◆ **Stored data**:
▬▬▬▬▬▬▬▬▬▬
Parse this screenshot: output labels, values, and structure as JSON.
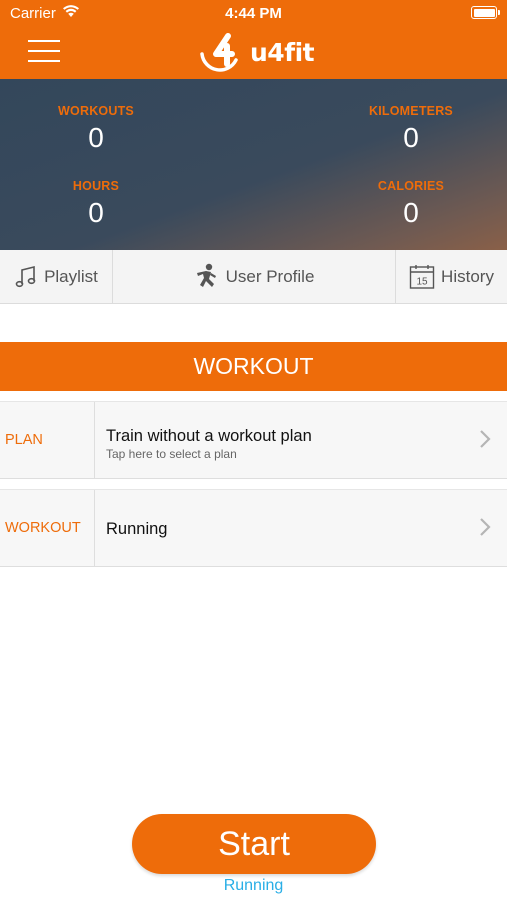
{
  "status_bar": {
    "carrier": "Carrier",
    "time": "4:44 PM"
  },
  "header": {
    "logo_text": "u4fit",
    "brand_color": "#ee6c0a"
  },
  "stats": {
    "workouts": {
      "label": "WORKOUTS",
      "value": "0"
    },
    "kilometers": {
      "label": "KILOMETERS",
      "value": "0"
    },
    "hours": {
      "label": "HOURS",
      "value": "0"
    },
    "calories": {
      "label": "CALORIES",
      "value": "0"
    }
  },
  "tabs": {
    "playlist": {
      "label": "Playlist",
      "icon": "music-note-icon"
    },
    "user_profile": {
      "label": "User Profile",
      "icon": "runner-icon"
    },
    "history": {
      "label": "History",
      "icon": "calendar-icon",
      "calendar_day": "15"
    }
  },
  "section": {
    "title": "WORKOUT"
  },
  "rows": {
    "plan": {
      "label": "PLAN",
      "title": "Train without a workout plan",
      "subtitle": "Tap here to select a plan"
    },
    "workout": {
      "label": "WORKOUT",
      "title": "Running"
    }
  },
  "start": {
    "label": "Start",
    "subtitle": "Running",
    "subtitle_color": "#29aee6"
  }
}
▬▬▬▬▬▬▬▬▬▬
Check each line of the entries above, and show every one holding the word "icon".

      "icon": "music-note-icon"
      "icon": "runner-icon"
      "icon": "calendar-icon",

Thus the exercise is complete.